Stored data entries
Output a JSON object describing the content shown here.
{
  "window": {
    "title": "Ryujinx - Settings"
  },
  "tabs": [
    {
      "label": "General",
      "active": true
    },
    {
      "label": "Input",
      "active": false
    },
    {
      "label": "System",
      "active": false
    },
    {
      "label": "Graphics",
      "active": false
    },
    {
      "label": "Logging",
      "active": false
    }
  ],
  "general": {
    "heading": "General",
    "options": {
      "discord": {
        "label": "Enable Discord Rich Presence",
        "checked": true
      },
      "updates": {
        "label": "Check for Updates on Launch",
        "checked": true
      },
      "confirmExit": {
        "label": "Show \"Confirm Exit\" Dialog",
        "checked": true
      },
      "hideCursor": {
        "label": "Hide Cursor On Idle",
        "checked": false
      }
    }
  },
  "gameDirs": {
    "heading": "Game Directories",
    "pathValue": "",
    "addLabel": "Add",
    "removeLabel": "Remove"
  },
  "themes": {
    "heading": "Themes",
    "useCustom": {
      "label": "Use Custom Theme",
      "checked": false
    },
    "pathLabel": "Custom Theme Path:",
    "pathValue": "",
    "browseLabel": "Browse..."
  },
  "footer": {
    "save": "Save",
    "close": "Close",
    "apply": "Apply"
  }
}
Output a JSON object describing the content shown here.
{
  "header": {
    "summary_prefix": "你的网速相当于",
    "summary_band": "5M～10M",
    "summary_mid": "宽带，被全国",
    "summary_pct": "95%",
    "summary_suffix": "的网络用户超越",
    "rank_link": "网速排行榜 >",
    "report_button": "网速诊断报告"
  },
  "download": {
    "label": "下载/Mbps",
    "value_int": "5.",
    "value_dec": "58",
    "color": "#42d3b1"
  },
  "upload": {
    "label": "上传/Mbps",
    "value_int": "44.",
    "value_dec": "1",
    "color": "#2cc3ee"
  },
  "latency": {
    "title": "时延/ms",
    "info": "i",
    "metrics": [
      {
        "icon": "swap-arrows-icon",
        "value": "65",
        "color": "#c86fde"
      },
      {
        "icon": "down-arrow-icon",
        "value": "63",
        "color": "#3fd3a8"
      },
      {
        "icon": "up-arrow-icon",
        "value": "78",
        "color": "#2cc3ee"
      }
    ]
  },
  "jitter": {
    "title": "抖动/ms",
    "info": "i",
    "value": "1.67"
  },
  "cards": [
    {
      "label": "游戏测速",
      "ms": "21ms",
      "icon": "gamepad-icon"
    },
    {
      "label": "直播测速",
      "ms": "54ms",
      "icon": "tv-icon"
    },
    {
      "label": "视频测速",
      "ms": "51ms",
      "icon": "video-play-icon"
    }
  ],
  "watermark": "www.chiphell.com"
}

Task directions
Return all of the above records exactly, leaving no line out.

Exercise solution
Output a JSON object describing the content shown here.
{
  "window": {
    "title": "Ryujinx - Settings"
  },
  "tabs": [
    {
      "label": "General",
      "active": true
    },
    {
      "label": "Input",
      "active": false
    },
    {
      "label": "System",
      "active": false
    },
    {
      "label": "Graphics",
      "active": false
    },
    {
      "label": "Logging",
      "active": false
    }
  ],
  "general": {
    "heading": "General",
    "options": {
      "discord": {
        "label": "Enable Discord Rich Presence",
        "checked": true
      },
      "updates": {
        "label": "Check for Updates on Launch",
        "checked": true
      },
      "confirmExit": {
        "label": "Show \"Confirm Exit\" Dialog",
        "checked": true
      },
      "hideCursor": {
        "label": "Hide Cursor On Idle",
        "checked": false
      }
    }
  },
  "gameDirs": {
    "heading": "Game Directories",
    "pathValue": "",
    "addLabel": "Add",
    "removeLabel": "Remove"
  },
  "themes": {
    "heading": "Themes",
    "useCustom": {
      "label": "Use Custom Theme",
      "checked": false
    },
    "pathLabel": "Custom Theme Path:",
    "pathValue": "",
    "browseLabel": "Browse..."
  },
  "footer": {
    "save": "Save",
    "close": "Close",
    "apply": "Apply"
  }
}
Output a JSON object describing the content shown here.
{
  "header": {
    "summary_prefix": "你的网速相当于",
    "summary_band": "5M～10M",
    "summary_mid": "宽带，被全国",
    "summary_pct": "95%",
    "summary_suffix": "的网络用户超越",
    "rank_link": "网速排行榜 >",
    "report_button": "网速诊断报告"
  },
  "download": {
    "label": "下载/Mbps",
    "value_int": "5.",
    "value_dec": "58",
    "color": "#42d3b1"
  },
  "upload": {
    "label": "上传/Mbps",
    "value_int": "44.",
    "value_dec": "1",
    "color": "#2cc3ee"
  },
  "latency": {
    "title": "时延/ms",
    "info": "i",
    "metrics": [
      {
        "icon": "swap-arrows-icon",
        "value": "65",
        "color": "#c86fde"
      },
      {
        "icon": "down-arrow-icon",
        "value": "63",
        "color": "#3fd3a8"
      },
      {
        "icon": "up-arrow-icon",
        "value": "78",
        "color": "#2cc3ee"
      }
    ]
  },
  "jitter": {
    "title": "抖动/ms",
    "info": "i",
    "value": "1.67"
  },
  "cards": [
    {
      "label": "游戏测速",
      "ms": "21ms",
      "icon": "gamepad-icon"
    },
    {
      "label": "直播测速",
      "ms": "54ms",
      "icon": "tv-icon"
    },
    {
      "label": "视频测速",
      "ms": "51ms",
      "icon": "video-play-icon"
    }
  ],
  "watermark": "www.chiphell.com"
}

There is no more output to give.